-- start The input --

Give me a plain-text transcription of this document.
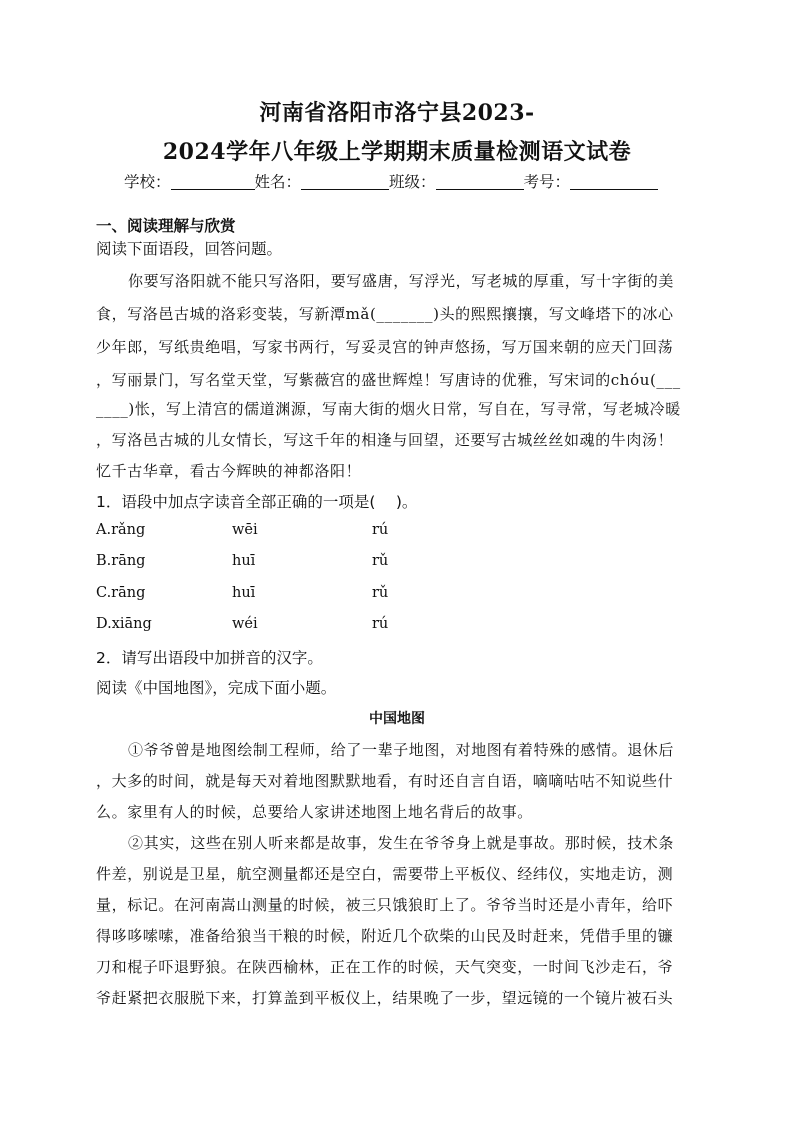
河南省洛阳市洛宁县2023-
2024学年八年级上学期期末质量检测语文试卷
学校：	姓名：	班级：	考号：
一、阅读理解与欣赏
阅读下面语段，回答问题。
你要写洛阳就不能只写洛阳，要写盛唐，写浮光，写老城的厚重，写十字街的美
食，写洛邑古城的洛彩变装，写新潭mǎ(_______)头的熙熙攘攘，写文峰塔下的冰心
少年郎，写纸贵绝唱，写家书两行，写妥灵宫的钟声悠扬，写万国来朝的应天门回荡
，写丽景门，写名堂天堂，写紫薇宫的盛世辉煌！写唐诗的优雅，写宋词的chóu(___
____)怅，写上清宫的儒道渊源，写南大街的烟火日常，写自在，写寻常，写老城冷暖
，写洛邑古城的儿女情长，写这千年的相逢与回望，还要写古城丝丝如魂的牛肉汤！
忆千古华章，看古今辉映的神都洛阳！
1．语段中加点字读音全部正确的一项是(　 )。
A.rǎng	wēi	rú
B.rāng	huī	rǔ
C.rāng	huī	rǔ
D.xiāng	wéi	rú
2．请写出语段中加拼音的汉字。
阅读《中国地图》，完成下面小题。
中国地图
①爷爷曾是地图绘制工程师，给了一辈子地图，对地图有着特殊的感情。退休后
，大多的时间，就是每天对着地图默默地看，有时还自言自语，嘀嘀咕咕不知说些什
么。家里有人的时候，总要给人家讲述地图上地名背后的故事。
②其实，这些在别人听来都是故事，发生在爷爷身上就是事故。那时候，技术条
件差，别说是卫星，航空测量都还是空白，需要带上平板仪、经纬仪，实地走访，测
量，标记。在河南嵩山测量的时候，被三只饿狼盯上了。爷爷当时还是小青年，给吓
得哆哆嗦嗦，准备给狼当干粮的时候，附近几个砍柴的山民及时赶来，凭借手里的镰
刀和棍子吓退野狼。在陕西榆林，正在工作的时候，天气突变，一时间飞沙走石，爷
爷赶紧把衣服脱下来，打算盖到平板仪上，结果晚了一步，望远镜的一个镜片被石头
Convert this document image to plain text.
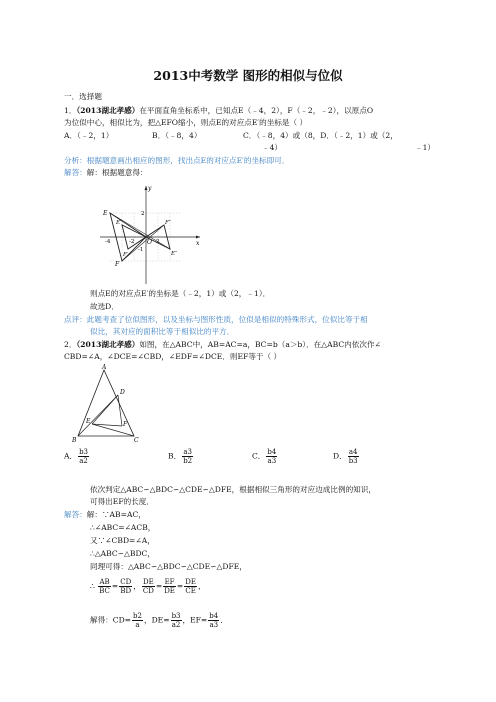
2013中考数学 图形的相似与位似
一．选择题
1．（2013湖北孝感）在平面直角坐标系中，已知点E（﹣4，2），F（﹣2，﹣2），以原点O
为位似中心，相似比为，把△EFO缩小，则点E的对应点E′的坐标是（ ）
A．（﹣2，1）	B．（﹣8，4）	C．（﹣8，4）或（8，D．（﹣2，1）或（2，
﹣4）	﹣1）
分析：根据题意画出相应的图形，找出点E的对应点E′的坐标即可．
解答：解：根据题意得：
y
x
E
F
O
E′
F′
F″
E″
-4	-2	2
2
-1
则点E的对应点E′的坐标是（﹣2，1）或（2，﹣1）．
故选D．
点评：此题考查了位似图形，以及坐标与图形性质，位似是相似的特殊形式，位似比等于相
似比，其对应的面积比等于相似比的平方．
2．（2013湖北孝感）如图，在△ABC中，AB=AC=a，BC=b（a＞b）．在△ABC内依次作∠
CBD=∠A，∠DCE=∠CBD，∠EDF=∠DCE．则EF等于（ ）
A
B	C
D
E	F
A． $\frac{b3}{a2}$	B． $\frac{a3}{b2}$	C． $\frac{b4}{a3}$	D． $\frac{a4}{b3}$
依次判定△ABC∽△BDC∽△CDE∽△DFE，根据相似三角形的对应边成比例的知识，
可得出EF的长度．
解答：解：∵AB=AC，
∴∠ABC=∠ACB，
又∵∠CBD=∠A，
∴△ABC∽△BDC，
同理可得：△ABC∽△BDC∽△CDE∽△DFE，
∴ $\frac{AB}{BC} = \frac{CD}{BD}$ ， $\frac{DE}{CD} = \frac{EF}{DE} = \frac{DE}{CE}$ ，
解得：$CD= \frac{b2}{a}$ ，$DE= \frac{b3}{a2}$ ，$EF= \frac{b4}{a3}$ ．
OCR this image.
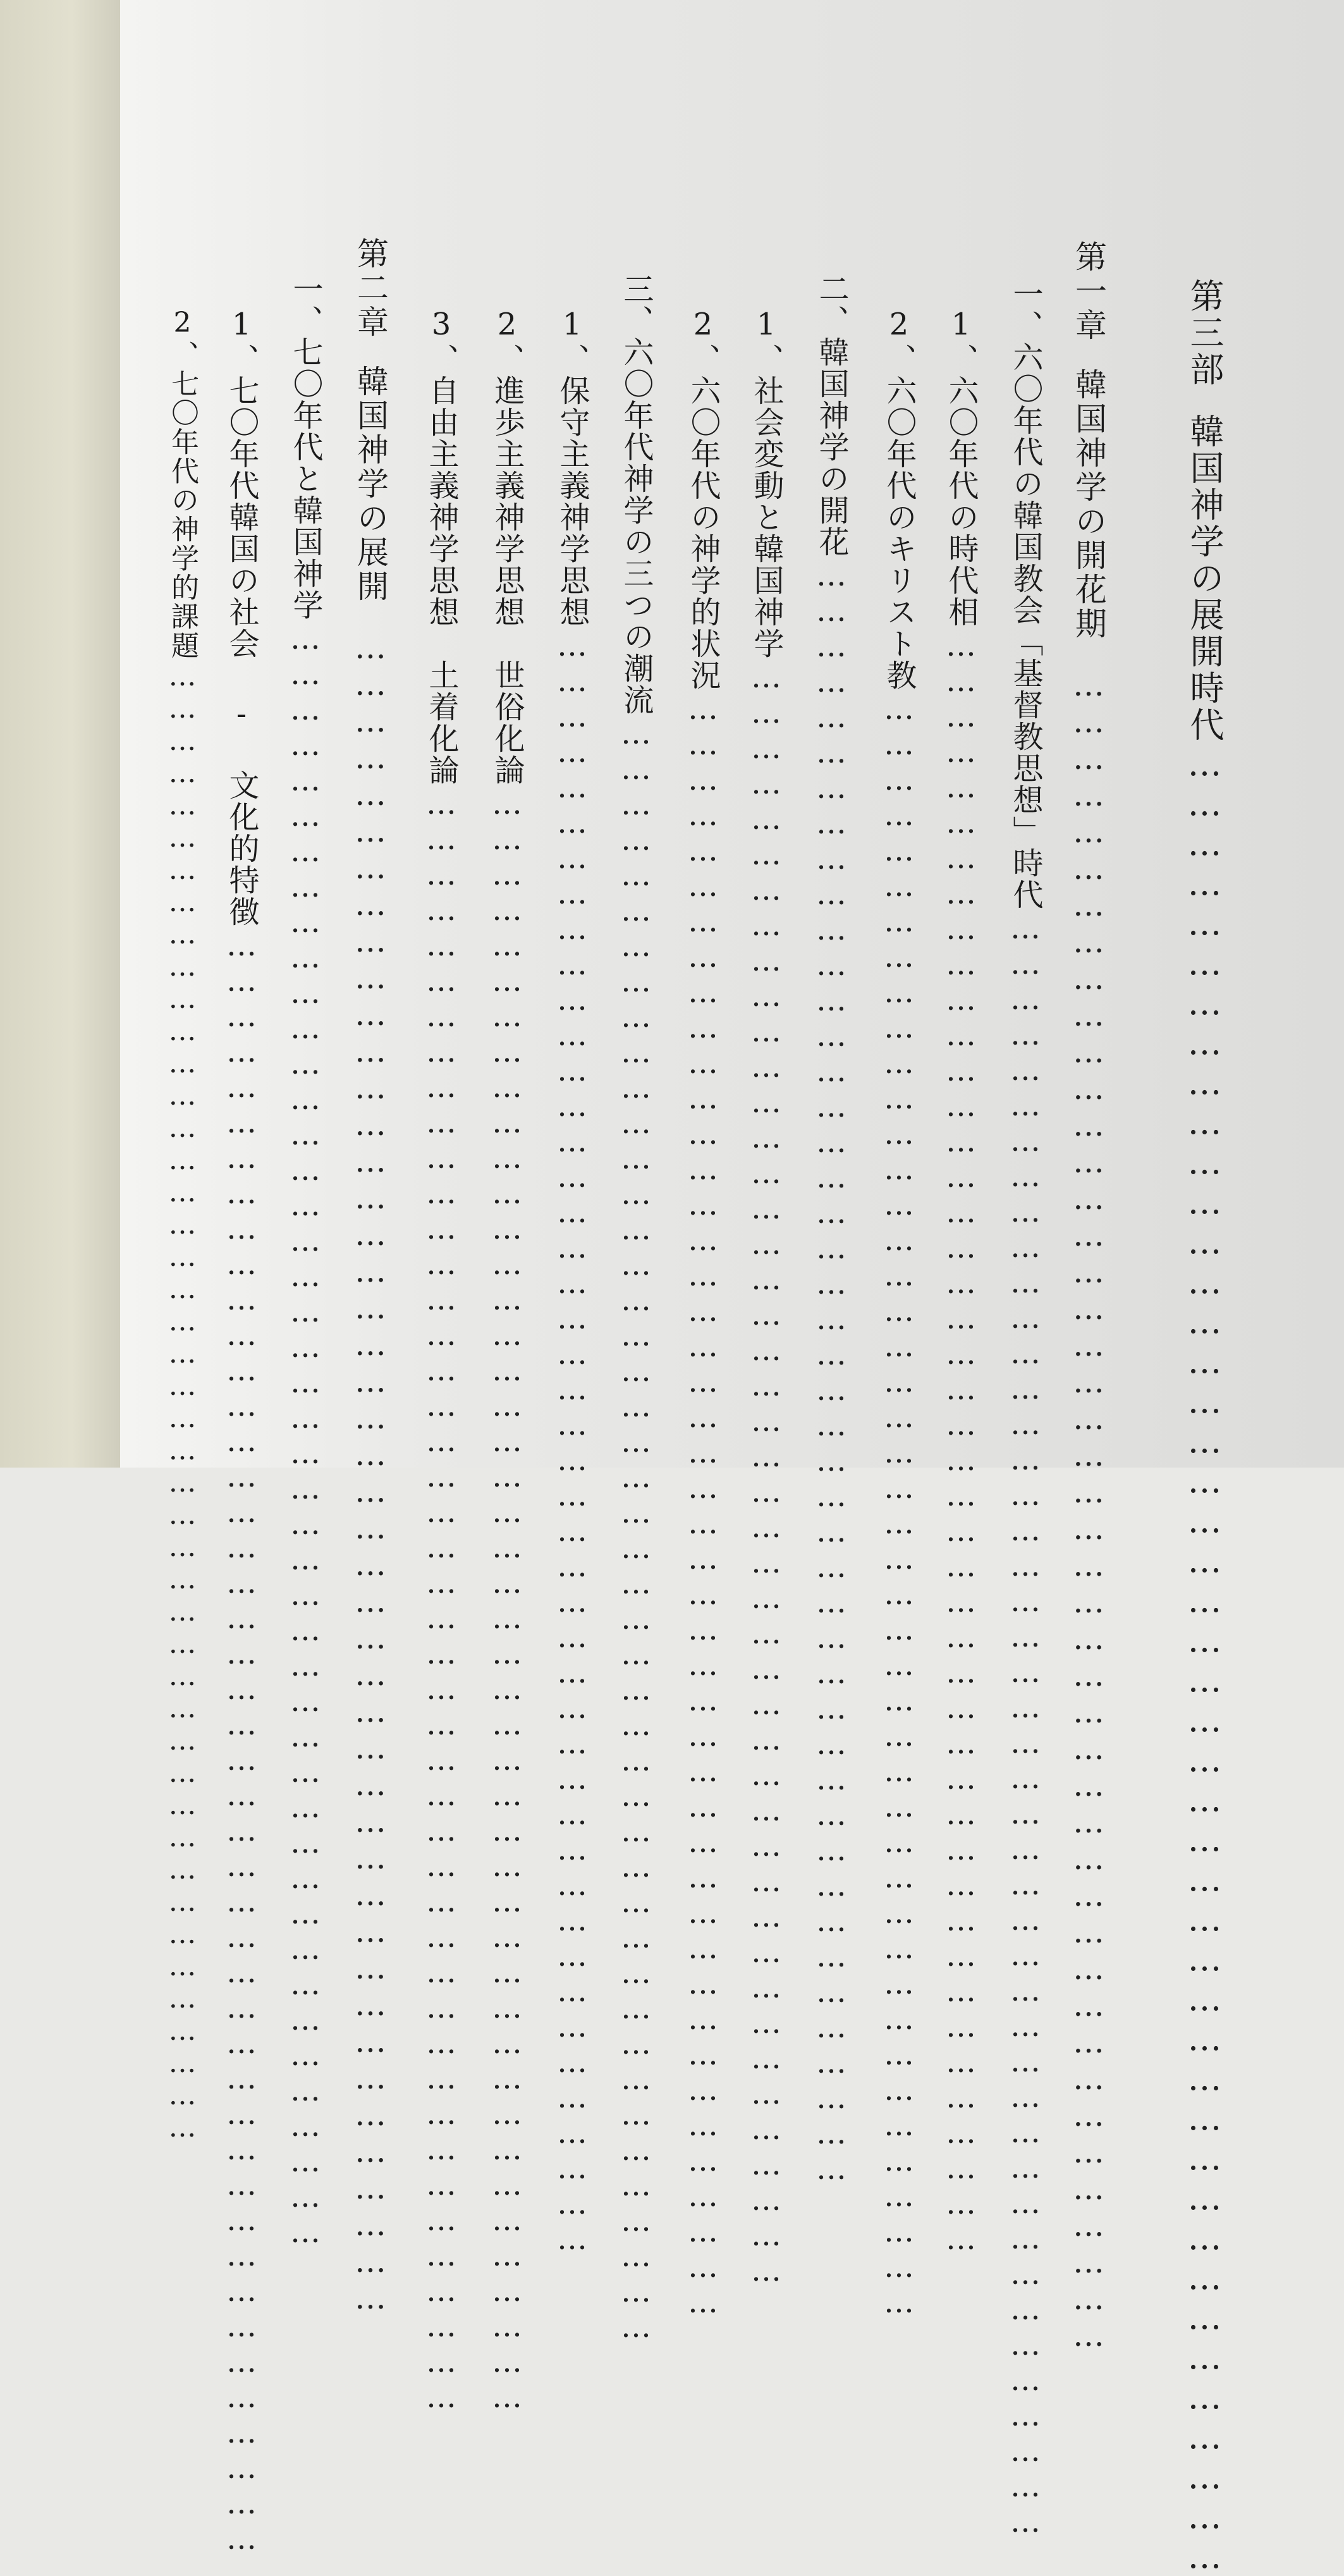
第三部韓国神学の展開時代…………………………………………………………………………………………………………………………
第一章韓国神学の開花期…………………………………………………………………………………………………………………………
一、六〇年代の韓国教会「基督教思想」時代…………………………………………………………………………………………………………………………
1、六〇年代の時代相…………………………………………………………………………………………………………………………
2、六〇年代のキリスト教…………………………………………………………………………………………………………………………
二、韓国神学の開花…………………………………………………………………………………………………………………………
1、社会変動と韓国神学…………………………………………………………………………………………………………………………
2、六〇年代の神学的状況…………………………………………………………………………………………………………………………
三、六〇年代神学の三つの潮流…………………………………………………………………………………………………………………………
1、保守主義神学思想…………………………………………………………………………………………………………………………
2、進歩主義神学思想　世俗化論…………………………………………………………………………………………………………………………
3、自由主義神学思想　土着化論…………………………………………………………………………………………………………………………
第二章韓国神学の展開…………………………………………………………………………………………………………………………
一、七〇年代と韓国神学…………………………………………………………………………………………………………………………
1、七〇年代韓国の社会 - 文化的特徴…………………………………………………………………………………………………………………………
2、七〇年代の神学的課題…………………………………………………………………………………………………………………………
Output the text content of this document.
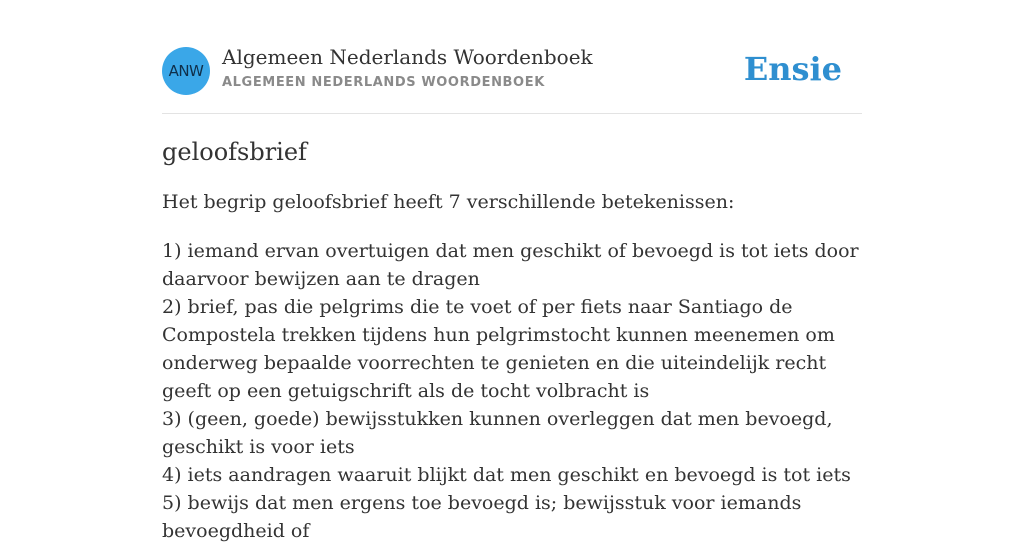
ANW
Algemeen Nederlands Woordenboek
ALGEMEEN NEDERLANDS WOORDENBOEK	Ensie
geloofsbrief

Het begrip geloofsbrief heeft 7 verschillende betekenissen:

1) iemand ervan overtuigen dat men geschikt of bevoegd is tot iets door daarvoor bewijzen aan te dragen
2) brief, pas die pelgrims die te voet of per fiets naar Santiago de Compostela trekken tijdens hun pelgrimstocht kunnen meenemen om onderweg bepaalde voorrechten te genieten en die uiteindelijk recht geeft op een getuigschrift als de tocht volbracht is
3) (geen, goede) bewijsstukken kunnen overleggen dat men bevoegd, geschikt is voor iets
4) iets aandragen waaruit blijkt dat men geschikt en bevoegd is tot iets
5) bewijs dat men ergens toe bevoegd is; bewijsstuk voor iemands bevoegdheid of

-- end The input --

Work required:
From the entries above, copy every line containing the word "plain".

Correct result:
Give me a plain-text transcription of this document.
Convert this document image to plain text.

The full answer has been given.